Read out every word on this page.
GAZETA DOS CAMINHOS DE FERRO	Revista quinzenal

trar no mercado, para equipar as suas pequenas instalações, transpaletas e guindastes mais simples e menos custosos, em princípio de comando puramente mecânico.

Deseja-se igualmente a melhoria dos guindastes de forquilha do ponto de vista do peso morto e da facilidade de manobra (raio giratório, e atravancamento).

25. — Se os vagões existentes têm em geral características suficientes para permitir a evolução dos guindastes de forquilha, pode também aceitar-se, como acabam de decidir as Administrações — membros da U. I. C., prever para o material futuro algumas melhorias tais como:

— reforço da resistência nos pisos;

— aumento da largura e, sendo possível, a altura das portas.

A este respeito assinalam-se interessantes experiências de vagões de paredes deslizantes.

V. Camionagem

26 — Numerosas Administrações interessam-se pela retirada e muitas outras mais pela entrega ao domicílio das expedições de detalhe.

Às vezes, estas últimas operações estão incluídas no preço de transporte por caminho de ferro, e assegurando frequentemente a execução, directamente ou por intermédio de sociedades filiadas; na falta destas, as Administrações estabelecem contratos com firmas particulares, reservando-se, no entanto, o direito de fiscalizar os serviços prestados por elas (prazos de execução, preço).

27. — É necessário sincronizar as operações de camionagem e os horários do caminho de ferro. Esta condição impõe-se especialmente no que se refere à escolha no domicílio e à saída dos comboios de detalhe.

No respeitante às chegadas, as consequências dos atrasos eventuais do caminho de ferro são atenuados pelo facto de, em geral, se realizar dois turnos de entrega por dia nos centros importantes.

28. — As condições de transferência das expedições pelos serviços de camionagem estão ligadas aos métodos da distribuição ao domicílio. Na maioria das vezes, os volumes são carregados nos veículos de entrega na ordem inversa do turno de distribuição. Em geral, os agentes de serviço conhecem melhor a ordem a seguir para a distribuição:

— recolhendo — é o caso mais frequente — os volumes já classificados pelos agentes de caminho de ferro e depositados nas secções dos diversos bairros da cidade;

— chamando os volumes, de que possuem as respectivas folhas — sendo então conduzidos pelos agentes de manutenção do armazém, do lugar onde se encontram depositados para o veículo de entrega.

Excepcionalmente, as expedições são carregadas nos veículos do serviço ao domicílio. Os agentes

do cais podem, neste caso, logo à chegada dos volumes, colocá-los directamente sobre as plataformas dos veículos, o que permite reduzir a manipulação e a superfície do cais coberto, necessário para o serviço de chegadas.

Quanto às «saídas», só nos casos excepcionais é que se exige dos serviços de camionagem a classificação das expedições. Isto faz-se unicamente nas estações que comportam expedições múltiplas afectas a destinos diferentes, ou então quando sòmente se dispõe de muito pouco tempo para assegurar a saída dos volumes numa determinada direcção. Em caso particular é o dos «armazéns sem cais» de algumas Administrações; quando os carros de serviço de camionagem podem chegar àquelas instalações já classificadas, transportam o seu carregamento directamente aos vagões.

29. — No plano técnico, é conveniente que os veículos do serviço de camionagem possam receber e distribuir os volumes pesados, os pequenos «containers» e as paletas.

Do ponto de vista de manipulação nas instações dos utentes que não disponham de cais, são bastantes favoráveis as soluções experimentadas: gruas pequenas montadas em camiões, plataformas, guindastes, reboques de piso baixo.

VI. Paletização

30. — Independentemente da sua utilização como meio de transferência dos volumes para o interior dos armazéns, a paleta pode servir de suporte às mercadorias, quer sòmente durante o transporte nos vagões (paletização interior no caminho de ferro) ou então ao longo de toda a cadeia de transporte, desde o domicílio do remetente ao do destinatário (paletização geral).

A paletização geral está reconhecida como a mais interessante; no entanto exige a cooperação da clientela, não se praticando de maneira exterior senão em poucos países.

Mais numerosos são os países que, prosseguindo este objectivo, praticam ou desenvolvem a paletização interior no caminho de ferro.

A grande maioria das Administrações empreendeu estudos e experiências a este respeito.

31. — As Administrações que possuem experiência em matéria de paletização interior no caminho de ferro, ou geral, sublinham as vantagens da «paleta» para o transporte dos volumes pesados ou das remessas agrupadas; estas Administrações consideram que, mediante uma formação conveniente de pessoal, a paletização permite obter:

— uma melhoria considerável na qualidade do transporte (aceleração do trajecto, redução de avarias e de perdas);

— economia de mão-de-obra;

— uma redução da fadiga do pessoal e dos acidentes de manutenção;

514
------------------------------------------------
◆ **Exercise**
Count every line in the data where the string "ponto" occurs. Give nothing except the number.

◆ **Completed exercise**
2